Set problem
Locate the lines where "fajok" occurs and copy them as they stand.

Data entries:
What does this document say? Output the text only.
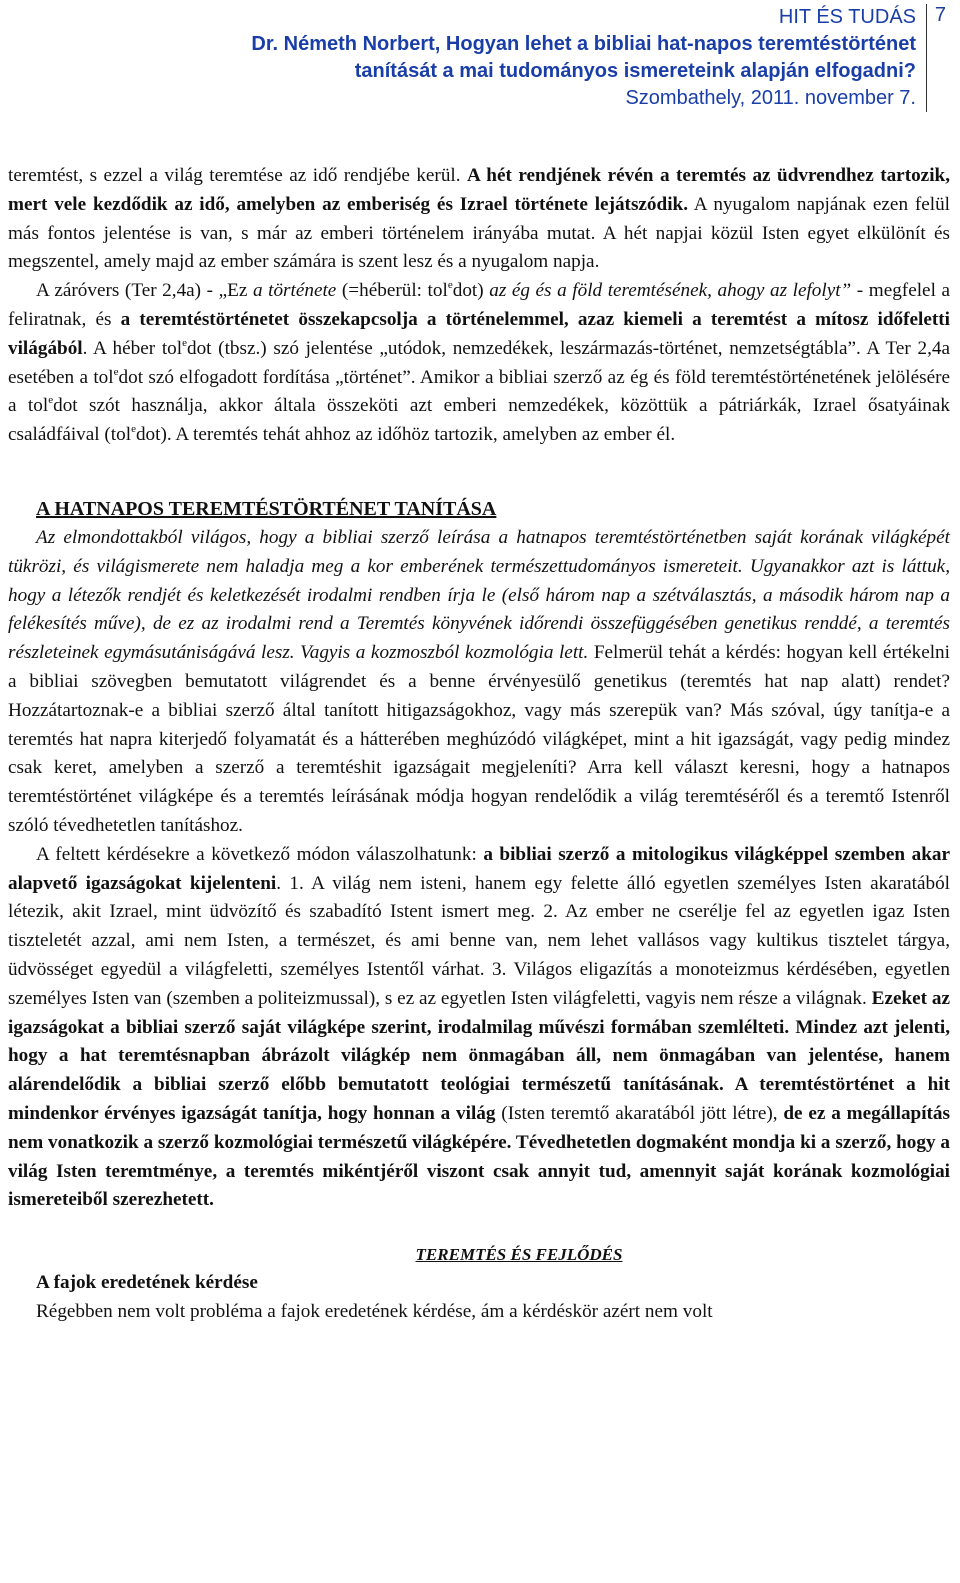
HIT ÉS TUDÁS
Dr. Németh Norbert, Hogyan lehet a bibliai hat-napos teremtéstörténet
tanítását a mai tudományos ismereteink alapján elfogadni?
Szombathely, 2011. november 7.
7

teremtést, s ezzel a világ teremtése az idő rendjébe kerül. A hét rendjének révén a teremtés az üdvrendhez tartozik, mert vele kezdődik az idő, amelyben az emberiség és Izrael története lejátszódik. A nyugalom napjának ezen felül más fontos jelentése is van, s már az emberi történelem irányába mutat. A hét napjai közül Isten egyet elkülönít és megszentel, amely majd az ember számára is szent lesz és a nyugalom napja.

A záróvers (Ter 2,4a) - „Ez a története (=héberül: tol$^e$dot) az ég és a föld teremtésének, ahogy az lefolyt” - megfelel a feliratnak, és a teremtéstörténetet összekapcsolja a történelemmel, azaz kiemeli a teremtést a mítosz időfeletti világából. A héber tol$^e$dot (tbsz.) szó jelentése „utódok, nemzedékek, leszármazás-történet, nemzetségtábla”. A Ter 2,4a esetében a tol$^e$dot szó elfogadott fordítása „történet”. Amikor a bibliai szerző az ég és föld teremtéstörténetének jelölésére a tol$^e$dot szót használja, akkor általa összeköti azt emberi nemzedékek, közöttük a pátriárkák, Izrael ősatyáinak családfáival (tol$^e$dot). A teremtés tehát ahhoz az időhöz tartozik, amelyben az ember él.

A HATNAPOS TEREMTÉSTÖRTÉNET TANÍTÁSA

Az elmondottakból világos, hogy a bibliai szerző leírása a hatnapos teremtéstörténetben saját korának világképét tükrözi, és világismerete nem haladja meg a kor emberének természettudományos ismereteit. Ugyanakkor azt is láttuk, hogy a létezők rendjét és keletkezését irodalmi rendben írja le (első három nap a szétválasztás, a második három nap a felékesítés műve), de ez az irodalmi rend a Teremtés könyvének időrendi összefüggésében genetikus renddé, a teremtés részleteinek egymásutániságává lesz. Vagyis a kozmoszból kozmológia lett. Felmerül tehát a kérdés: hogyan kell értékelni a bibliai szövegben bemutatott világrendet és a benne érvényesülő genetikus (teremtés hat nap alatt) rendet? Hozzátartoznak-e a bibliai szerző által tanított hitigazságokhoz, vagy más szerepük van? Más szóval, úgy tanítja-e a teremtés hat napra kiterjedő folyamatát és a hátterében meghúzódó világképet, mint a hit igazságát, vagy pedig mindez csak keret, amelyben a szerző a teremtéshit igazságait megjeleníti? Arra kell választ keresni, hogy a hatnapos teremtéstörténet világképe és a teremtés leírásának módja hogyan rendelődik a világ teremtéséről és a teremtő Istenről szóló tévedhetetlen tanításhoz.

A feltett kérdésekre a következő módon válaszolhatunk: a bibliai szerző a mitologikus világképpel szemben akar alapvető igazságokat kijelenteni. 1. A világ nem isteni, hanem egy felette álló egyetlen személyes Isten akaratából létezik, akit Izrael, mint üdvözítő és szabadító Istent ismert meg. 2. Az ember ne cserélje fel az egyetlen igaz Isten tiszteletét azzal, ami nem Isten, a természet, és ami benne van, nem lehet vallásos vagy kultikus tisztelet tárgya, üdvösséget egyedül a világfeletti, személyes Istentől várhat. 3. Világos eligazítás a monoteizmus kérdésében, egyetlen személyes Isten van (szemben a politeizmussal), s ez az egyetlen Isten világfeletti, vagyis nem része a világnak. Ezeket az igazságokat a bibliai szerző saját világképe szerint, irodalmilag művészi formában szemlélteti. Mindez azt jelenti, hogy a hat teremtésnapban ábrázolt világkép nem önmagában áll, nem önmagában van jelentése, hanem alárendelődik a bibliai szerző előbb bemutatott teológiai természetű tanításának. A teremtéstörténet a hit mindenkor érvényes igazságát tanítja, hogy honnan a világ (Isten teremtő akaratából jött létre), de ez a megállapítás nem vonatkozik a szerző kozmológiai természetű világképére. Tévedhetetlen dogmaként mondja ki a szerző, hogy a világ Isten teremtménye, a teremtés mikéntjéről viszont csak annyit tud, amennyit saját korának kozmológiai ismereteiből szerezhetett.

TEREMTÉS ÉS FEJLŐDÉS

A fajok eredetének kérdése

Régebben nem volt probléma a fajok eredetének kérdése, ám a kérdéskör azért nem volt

---

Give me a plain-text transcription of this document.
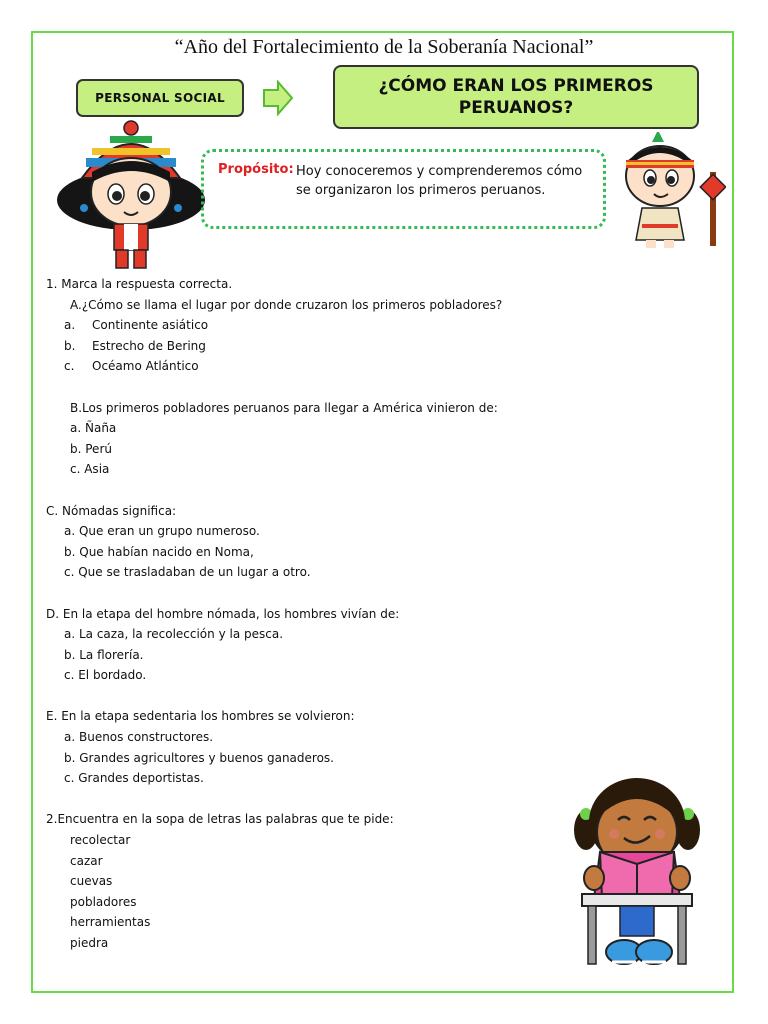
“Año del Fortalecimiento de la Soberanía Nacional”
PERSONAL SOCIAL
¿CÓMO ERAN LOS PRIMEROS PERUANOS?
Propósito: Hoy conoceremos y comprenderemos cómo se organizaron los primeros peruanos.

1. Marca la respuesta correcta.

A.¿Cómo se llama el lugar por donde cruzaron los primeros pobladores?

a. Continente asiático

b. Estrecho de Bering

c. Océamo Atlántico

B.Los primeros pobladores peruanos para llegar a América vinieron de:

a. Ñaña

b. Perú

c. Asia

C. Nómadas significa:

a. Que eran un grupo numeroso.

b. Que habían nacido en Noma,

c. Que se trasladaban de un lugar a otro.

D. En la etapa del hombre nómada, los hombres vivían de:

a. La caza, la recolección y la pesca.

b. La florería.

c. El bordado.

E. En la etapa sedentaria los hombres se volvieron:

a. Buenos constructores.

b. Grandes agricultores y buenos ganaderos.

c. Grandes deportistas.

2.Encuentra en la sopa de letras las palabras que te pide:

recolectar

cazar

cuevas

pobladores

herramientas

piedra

Exercise solution
A fajok eredetének kérdése
Régebben nem volt probléma a fajok eredetének kérdése, ám a kérdéskör azért nem volt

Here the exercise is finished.